**Task goal**: Scan the entries below and extract each line with the word "color" in it.

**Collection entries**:
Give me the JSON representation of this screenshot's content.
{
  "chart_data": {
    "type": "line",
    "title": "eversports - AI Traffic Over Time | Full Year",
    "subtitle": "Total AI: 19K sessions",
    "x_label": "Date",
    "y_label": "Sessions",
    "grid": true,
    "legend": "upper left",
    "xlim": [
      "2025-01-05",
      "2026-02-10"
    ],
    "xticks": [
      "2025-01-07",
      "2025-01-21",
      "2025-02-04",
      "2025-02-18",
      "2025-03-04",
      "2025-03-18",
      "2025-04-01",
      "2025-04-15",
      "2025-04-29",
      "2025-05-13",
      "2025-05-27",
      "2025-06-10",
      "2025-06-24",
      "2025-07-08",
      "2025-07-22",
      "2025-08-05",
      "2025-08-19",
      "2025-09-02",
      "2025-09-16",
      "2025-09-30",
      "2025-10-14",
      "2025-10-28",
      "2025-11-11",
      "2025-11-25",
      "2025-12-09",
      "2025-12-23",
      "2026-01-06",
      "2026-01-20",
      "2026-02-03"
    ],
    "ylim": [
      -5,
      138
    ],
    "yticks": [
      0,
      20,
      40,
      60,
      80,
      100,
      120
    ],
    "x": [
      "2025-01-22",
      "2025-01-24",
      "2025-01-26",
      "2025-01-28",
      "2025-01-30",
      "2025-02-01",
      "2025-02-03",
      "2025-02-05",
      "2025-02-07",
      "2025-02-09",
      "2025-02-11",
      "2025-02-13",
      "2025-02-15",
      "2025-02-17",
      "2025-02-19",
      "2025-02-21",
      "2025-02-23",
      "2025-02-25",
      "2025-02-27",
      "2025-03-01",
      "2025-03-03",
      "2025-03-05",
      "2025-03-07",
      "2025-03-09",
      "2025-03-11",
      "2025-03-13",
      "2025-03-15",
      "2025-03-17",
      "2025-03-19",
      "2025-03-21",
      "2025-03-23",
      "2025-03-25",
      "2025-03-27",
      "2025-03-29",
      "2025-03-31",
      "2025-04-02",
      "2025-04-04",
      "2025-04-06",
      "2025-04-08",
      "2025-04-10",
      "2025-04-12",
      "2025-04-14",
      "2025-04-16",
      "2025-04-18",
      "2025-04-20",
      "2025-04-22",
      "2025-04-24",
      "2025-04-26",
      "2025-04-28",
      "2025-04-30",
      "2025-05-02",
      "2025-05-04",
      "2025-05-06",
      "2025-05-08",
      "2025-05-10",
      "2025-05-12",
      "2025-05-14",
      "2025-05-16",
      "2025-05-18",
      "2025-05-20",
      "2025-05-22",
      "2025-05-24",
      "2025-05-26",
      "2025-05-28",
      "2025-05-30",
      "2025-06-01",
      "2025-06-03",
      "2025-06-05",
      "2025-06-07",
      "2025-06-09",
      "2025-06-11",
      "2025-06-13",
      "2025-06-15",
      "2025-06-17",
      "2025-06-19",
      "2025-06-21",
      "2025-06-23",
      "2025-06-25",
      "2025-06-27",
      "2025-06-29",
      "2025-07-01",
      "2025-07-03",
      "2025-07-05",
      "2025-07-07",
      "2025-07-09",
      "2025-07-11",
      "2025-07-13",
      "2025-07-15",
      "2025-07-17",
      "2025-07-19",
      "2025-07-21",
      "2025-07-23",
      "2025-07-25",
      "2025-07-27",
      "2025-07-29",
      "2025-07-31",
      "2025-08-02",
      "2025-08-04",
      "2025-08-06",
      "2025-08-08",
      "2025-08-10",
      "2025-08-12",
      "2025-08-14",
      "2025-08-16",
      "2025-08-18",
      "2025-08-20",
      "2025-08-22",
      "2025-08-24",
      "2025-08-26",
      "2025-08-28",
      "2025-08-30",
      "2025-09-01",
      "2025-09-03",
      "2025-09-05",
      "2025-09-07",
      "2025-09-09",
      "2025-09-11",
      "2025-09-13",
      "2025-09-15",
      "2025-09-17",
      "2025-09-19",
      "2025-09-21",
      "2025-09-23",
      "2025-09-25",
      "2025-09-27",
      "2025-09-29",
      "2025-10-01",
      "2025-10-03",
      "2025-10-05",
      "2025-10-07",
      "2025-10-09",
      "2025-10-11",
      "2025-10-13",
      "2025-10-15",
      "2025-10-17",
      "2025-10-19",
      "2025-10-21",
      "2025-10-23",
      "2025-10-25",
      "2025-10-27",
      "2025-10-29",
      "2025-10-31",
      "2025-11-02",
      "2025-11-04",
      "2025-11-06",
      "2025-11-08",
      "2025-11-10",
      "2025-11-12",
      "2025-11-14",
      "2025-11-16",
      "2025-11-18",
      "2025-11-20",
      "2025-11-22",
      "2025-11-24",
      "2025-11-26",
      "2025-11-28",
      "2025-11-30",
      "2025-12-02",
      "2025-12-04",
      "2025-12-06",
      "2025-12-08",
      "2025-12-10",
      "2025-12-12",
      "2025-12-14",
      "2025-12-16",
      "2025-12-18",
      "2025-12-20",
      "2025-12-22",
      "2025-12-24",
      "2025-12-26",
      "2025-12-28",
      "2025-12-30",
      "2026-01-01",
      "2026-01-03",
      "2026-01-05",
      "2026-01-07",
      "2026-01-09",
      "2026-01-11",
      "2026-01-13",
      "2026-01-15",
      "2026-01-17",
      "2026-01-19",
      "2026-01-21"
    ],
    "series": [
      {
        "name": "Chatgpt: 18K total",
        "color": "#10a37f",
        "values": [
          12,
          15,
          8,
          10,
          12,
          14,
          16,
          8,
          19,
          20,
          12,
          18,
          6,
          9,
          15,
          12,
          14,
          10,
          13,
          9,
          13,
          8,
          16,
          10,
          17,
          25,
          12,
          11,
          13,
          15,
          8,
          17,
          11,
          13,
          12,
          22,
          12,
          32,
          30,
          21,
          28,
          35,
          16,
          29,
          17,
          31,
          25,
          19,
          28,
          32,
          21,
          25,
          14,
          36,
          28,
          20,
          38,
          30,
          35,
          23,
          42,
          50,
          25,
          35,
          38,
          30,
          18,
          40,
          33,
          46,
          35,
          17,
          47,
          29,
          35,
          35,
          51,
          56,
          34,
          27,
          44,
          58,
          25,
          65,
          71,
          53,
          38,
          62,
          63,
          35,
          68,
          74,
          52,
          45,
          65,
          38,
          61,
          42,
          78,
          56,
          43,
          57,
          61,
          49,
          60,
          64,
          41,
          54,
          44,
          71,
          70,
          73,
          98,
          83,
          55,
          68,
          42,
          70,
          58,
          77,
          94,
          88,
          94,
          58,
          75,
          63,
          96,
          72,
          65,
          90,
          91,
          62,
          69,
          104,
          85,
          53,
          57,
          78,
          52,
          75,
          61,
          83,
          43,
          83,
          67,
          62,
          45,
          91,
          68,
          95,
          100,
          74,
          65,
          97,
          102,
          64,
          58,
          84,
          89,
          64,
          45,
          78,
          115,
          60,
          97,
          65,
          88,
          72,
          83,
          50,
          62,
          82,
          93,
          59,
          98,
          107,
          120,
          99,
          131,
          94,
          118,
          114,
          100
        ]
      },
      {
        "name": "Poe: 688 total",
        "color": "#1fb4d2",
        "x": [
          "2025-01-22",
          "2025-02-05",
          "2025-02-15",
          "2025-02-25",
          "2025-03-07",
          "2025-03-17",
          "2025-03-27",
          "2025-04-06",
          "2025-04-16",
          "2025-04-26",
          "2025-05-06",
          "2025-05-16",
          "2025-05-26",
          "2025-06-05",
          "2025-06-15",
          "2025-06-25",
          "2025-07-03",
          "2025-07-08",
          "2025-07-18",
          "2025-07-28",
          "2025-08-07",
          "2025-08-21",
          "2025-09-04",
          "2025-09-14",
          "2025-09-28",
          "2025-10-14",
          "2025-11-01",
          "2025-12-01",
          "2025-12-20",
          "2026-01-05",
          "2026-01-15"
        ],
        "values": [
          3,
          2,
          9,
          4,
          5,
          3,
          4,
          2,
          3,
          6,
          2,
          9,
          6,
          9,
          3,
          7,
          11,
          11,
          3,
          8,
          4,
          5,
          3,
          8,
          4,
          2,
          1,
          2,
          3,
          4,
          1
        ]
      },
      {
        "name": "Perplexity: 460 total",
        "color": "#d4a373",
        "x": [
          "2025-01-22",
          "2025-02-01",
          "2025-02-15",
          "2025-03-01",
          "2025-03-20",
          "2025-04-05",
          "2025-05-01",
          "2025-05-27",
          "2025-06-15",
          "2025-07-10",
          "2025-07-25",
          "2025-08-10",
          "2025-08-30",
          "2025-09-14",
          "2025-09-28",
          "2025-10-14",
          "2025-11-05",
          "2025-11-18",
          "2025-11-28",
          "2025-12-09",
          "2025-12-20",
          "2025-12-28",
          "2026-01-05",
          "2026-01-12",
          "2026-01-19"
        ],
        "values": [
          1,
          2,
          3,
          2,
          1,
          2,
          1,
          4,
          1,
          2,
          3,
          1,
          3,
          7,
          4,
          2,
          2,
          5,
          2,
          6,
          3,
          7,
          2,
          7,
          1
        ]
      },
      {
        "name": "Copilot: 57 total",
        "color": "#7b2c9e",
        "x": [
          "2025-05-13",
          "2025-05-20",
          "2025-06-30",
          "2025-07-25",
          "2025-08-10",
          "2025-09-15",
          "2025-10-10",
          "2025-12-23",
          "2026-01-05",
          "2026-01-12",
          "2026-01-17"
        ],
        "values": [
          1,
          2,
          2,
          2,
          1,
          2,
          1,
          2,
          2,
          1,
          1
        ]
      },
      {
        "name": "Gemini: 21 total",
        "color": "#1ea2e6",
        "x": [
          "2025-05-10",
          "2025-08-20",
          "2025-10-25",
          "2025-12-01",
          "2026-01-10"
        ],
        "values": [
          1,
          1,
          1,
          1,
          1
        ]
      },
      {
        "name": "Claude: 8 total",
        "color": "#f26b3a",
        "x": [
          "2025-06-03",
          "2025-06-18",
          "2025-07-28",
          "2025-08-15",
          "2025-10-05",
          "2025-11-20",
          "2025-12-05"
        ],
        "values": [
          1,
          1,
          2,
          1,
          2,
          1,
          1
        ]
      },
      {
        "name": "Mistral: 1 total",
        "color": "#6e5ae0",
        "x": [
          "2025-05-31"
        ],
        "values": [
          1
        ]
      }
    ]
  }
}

**Reply**:
        "color": "#10a37f",
        "color": "#1fb4d2",
        "color": "#d4a373",
        "color": "#7b2c9e",
        "color": "#1ea2e6",
        "color": "#f26b3a",
        "color": "#6e5ae0",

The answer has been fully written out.